## Data provided
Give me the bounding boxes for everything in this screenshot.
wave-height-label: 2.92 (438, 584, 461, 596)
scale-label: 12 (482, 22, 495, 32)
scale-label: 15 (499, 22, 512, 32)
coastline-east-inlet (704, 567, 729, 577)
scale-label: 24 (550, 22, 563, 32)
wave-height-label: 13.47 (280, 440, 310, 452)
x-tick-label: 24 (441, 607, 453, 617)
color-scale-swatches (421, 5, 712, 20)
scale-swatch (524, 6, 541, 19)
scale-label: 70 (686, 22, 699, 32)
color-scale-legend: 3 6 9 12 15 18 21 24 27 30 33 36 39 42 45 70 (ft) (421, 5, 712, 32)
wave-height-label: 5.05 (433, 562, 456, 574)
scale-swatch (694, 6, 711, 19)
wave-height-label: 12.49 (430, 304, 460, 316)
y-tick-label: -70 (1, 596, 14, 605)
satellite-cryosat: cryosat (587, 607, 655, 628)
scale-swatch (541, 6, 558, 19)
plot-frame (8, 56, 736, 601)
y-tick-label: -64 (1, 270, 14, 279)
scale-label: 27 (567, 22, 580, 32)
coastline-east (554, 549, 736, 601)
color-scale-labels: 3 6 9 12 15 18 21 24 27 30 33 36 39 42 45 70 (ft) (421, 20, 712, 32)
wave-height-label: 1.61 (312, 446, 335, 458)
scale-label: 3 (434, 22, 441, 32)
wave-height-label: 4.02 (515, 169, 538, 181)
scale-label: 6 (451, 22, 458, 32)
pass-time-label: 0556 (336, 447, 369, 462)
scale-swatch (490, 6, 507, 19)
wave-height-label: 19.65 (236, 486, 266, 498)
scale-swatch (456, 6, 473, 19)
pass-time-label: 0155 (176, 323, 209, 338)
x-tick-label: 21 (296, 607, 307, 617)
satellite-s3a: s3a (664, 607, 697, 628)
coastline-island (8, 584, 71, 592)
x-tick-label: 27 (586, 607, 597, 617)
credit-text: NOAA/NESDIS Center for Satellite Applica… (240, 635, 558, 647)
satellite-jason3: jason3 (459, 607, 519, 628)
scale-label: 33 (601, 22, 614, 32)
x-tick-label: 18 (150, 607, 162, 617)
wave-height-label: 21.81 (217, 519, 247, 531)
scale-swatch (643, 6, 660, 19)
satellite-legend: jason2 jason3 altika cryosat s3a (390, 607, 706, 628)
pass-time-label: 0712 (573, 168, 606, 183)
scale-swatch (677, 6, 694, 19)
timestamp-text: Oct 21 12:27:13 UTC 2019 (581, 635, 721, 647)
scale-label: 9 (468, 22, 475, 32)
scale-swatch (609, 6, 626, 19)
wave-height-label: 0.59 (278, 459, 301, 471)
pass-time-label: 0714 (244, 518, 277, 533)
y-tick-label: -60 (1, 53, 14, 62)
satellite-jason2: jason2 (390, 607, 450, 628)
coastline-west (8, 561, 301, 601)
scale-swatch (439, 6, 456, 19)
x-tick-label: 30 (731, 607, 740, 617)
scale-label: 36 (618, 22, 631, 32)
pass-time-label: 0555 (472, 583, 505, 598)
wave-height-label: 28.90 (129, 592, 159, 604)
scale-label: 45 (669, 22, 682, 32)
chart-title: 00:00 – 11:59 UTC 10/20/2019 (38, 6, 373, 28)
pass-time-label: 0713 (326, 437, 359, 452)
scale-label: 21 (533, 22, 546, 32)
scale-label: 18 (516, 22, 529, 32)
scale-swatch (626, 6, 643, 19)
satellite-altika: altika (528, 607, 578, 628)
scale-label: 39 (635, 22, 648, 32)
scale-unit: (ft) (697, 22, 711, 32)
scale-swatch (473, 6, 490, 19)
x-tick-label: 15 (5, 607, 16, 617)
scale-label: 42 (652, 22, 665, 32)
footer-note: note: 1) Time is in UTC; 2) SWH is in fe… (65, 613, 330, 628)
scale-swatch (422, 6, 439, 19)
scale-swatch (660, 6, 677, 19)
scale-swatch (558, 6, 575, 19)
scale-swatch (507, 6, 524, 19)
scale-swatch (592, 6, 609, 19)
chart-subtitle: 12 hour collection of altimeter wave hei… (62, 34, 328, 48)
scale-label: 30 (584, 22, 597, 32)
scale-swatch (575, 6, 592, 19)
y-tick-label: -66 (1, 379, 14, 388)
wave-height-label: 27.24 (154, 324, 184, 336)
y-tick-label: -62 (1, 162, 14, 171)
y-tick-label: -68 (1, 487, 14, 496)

* * *

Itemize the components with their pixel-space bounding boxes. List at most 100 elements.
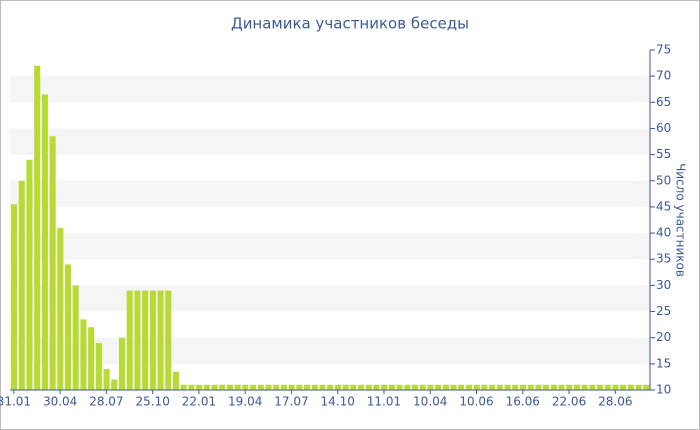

==

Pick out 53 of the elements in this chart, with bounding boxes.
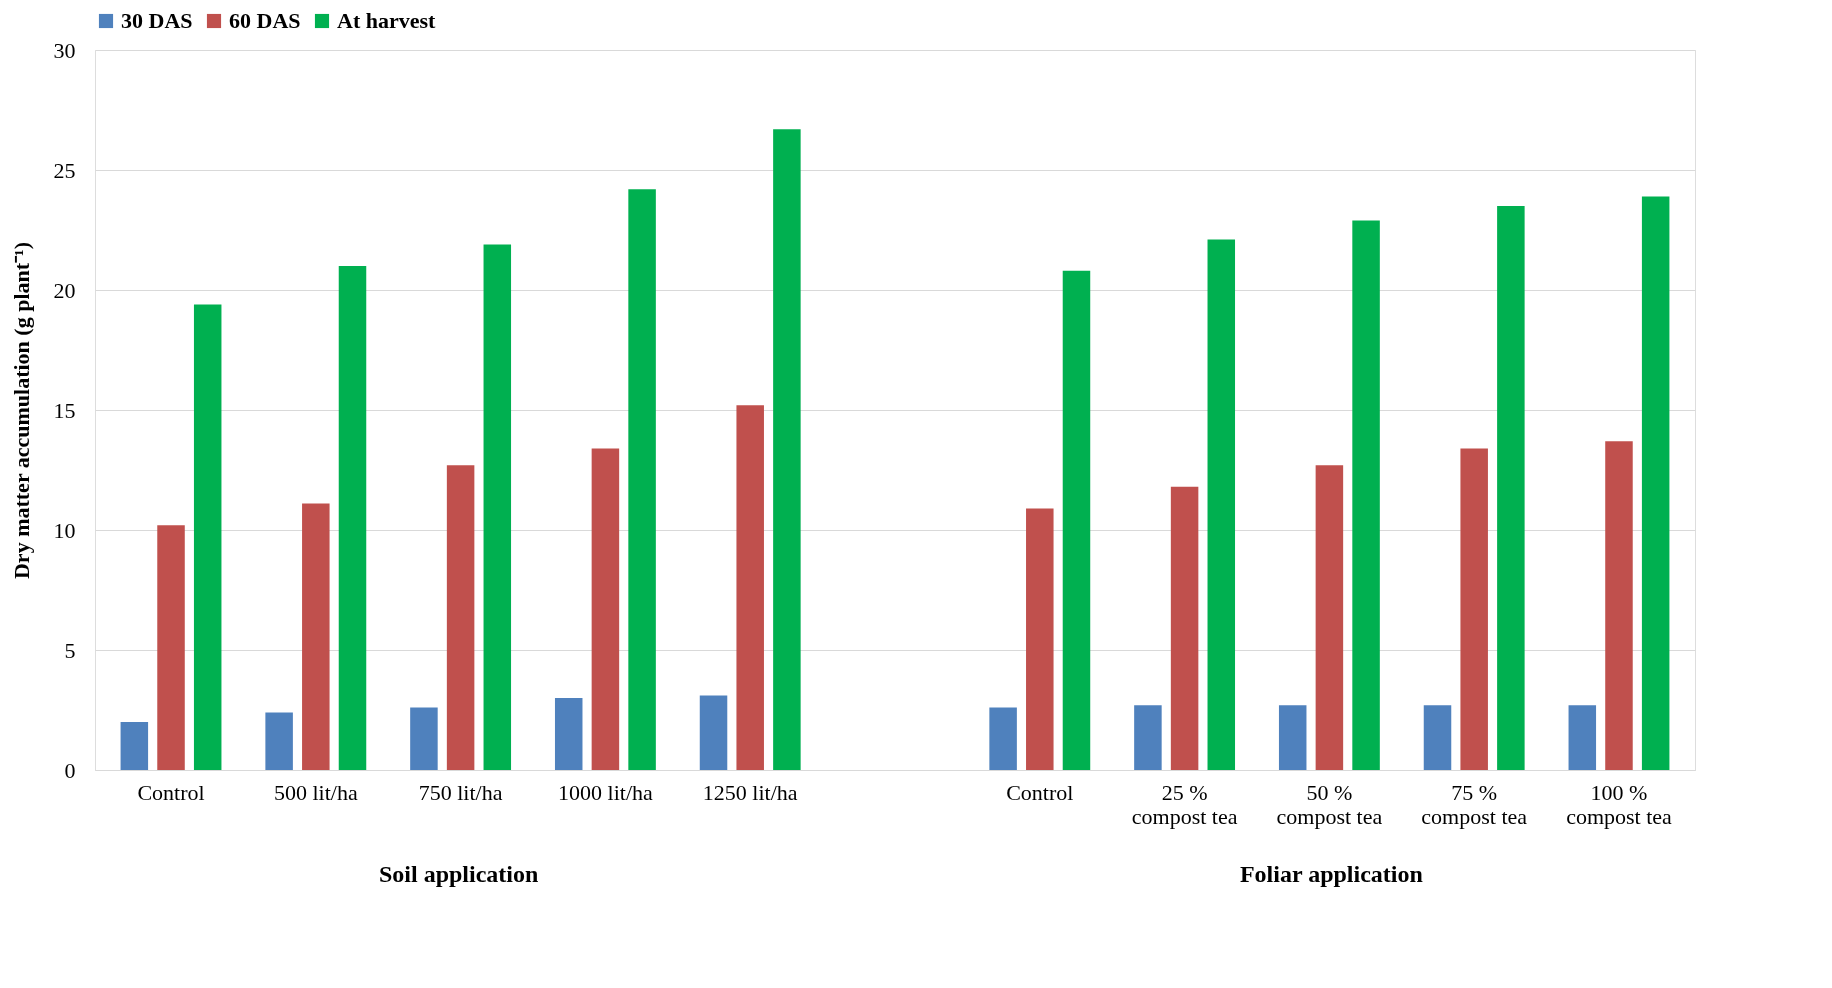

## What is being asked
Begin at the line that contains "Give me the" and stop after the line that contains "color-scale-swatches (421, 5, 712, 20)". Switch "scale-label" to "scale-value" throughout those items, leave everything else unchanged, and give back only those lines.

## Solution to the problem
Give me the bounding boxes for everything in this screenshot.
wave-height-label: 2.92 (438, 584, 461, 596)
scale-value: 12 (482, 22, 495, 32)
scale-value: 15 (499, 22, 512, 32)
coastline-east-inlet (704, 567, 729, 577)
scale-value: 24 (550, 22, 563, 32)
wave-height-label: 13.47 (280, 440, 310, 452)
x-tick-label: 24 (441, 607, 453, 617)
color-scale-swatches (421, 5, 712, 20)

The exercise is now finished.